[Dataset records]
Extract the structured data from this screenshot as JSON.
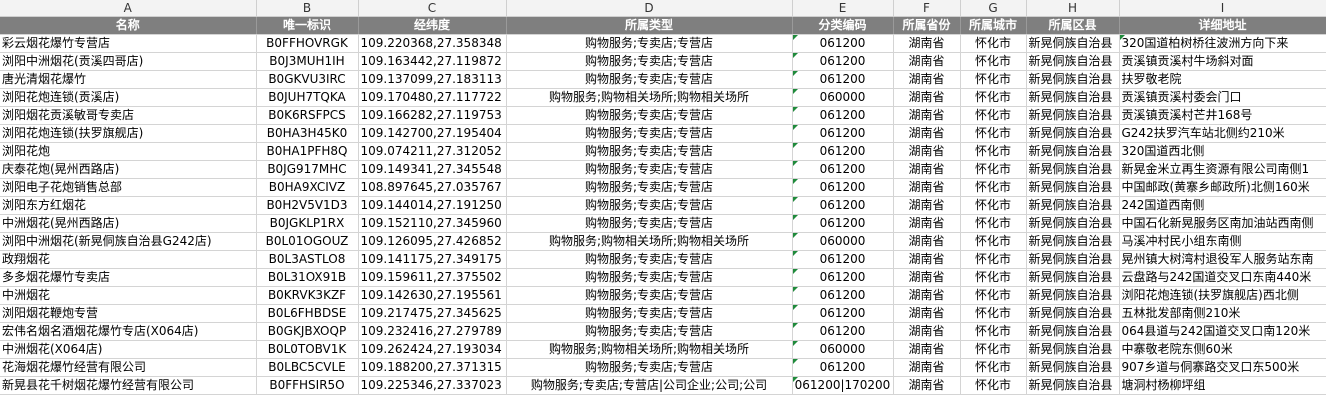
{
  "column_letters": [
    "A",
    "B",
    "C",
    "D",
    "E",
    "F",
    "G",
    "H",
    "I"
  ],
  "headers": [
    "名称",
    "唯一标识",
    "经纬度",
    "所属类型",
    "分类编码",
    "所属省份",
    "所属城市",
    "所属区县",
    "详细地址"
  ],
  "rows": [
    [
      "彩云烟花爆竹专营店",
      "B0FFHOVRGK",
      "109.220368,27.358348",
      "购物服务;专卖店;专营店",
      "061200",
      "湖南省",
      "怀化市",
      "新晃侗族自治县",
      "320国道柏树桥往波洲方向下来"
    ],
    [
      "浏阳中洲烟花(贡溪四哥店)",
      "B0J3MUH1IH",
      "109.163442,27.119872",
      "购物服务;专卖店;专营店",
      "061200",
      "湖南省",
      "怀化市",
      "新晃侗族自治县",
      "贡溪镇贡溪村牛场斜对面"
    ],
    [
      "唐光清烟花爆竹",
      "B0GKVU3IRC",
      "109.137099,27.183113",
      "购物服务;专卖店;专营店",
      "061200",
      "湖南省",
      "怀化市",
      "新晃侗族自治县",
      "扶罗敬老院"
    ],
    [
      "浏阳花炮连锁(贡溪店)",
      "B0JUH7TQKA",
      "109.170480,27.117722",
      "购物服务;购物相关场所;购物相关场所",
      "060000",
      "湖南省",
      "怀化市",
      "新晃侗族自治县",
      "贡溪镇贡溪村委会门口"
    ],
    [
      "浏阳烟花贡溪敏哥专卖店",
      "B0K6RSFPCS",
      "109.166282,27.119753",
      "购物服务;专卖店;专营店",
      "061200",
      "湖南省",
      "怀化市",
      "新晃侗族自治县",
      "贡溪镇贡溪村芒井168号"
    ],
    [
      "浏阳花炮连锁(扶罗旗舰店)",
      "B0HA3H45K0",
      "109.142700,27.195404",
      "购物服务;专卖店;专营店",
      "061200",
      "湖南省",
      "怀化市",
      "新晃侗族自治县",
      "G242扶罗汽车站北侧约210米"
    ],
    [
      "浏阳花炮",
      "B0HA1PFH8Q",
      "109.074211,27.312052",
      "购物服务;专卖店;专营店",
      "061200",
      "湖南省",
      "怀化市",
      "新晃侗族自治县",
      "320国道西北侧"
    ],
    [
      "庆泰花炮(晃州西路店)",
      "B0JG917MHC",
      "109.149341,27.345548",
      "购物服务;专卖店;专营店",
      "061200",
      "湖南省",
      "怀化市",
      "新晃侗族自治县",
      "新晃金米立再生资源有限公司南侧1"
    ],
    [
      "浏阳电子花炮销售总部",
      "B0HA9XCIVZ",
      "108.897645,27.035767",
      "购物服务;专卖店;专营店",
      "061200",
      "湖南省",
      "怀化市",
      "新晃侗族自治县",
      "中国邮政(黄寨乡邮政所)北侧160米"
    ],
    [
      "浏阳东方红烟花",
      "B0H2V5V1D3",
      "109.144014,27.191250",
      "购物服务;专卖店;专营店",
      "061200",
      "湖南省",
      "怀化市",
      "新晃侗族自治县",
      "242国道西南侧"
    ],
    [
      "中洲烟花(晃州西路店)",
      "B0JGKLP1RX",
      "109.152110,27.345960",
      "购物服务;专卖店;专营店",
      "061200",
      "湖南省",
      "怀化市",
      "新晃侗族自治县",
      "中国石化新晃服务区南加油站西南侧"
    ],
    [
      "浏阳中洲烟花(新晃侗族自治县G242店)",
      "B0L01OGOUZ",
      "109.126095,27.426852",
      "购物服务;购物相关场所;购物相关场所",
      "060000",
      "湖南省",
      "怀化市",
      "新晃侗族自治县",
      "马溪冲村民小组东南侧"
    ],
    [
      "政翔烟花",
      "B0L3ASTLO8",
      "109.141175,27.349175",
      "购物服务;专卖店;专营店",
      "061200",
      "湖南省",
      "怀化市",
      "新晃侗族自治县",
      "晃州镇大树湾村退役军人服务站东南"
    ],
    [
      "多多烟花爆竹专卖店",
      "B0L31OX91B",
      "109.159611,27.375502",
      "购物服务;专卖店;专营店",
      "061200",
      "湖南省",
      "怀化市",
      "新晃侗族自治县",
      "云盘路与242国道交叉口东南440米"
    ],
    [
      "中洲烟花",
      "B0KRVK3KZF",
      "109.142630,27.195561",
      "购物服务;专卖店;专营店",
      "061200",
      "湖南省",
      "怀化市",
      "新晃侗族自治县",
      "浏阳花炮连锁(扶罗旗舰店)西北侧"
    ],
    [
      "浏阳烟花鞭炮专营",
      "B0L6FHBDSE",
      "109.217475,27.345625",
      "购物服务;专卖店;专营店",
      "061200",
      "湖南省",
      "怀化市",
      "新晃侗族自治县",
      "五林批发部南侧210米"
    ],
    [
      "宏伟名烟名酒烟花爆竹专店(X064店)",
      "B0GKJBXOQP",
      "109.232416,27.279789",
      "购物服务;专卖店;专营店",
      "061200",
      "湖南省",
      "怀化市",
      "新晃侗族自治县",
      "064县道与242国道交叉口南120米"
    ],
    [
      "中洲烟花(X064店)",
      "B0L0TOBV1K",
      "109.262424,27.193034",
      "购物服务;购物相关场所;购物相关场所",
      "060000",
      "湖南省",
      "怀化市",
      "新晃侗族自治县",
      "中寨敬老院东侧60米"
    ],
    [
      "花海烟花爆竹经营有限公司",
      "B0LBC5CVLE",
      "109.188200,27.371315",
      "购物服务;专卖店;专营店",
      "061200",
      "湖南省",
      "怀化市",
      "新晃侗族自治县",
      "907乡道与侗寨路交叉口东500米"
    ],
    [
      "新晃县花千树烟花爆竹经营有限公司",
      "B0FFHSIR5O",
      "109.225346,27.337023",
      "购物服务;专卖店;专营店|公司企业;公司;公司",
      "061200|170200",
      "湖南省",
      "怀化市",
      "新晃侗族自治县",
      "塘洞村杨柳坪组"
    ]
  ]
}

* * *

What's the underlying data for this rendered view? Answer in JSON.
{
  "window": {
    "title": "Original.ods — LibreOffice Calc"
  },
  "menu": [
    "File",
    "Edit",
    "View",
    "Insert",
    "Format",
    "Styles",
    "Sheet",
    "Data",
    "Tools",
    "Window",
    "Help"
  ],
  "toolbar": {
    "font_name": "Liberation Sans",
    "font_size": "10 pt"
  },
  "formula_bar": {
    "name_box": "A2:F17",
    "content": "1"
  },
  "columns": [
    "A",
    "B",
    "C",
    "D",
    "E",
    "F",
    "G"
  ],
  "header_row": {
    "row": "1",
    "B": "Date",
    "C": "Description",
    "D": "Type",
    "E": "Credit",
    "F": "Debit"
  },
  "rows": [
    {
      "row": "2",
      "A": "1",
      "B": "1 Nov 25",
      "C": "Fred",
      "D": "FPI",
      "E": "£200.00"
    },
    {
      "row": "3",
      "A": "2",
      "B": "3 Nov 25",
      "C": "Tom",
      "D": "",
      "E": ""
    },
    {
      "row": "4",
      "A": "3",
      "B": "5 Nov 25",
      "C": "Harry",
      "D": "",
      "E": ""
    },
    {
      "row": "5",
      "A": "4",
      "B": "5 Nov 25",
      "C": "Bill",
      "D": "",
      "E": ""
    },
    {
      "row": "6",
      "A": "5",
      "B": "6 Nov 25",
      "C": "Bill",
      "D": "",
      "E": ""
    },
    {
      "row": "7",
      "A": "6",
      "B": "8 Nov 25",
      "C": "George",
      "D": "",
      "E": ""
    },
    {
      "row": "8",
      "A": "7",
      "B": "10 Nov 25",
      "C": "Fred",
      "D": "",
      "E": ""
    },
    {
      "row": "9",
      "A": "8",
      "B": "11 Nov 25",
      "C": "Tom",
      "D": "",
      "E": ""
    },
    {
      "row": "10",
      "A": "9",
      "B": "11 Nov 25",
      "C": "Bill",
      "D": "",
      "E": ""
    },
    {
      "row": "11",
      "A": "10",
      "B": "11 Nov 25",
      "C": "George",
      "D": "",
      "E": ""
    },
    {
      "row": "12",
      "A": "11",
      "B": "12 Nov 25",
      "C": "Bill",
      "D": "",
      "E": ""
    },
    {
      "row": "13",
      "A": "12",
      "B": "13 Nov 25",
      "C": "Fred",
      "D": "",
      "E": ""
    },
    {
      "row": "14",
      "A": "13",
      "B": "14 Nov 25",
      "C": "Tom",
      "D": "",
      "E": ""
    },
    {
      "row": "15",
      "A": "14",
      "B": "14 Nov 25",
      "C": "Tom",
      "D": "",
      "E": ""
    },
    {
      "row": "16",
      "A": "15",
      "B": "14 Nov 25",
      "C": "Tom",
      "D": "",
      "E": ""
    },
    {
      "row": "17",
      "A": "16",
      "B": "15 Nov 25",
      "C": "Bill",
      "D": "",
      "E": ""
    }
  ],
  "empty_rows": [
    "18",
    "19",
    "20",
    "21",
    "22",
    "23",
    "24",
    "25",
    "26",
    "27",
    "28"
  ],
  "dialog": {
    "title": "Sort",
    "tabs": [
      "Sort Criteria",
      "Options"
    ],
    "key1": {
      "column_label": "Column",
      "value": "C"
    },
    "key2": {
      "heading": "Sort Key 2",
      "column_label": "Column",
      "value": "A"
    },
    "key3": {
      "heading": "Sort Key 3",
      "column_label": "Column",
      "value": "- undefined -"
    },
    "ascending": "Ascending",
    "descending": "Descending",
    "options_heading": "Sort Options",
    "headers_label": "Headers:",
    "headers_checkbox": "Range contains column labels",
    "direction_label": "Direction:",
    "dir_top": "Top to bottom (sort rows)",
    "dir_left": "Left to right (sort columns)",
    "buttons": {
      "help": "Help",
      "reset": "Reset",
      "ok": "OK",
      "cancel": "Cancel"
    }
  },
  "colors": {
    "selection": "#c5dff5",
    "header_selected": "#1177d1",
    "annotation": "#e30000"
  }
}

[Goal] Where does the word "浏阳花炮连锁" appear? Return each line that holds it.

[Final answer]
      "浏阳花炮连锁(贡溪店)",
      "浏阳花炮连锁(扶罗旗舰店)",
      "浏阳花炮连锁(扶罗旗舰店)西北侧"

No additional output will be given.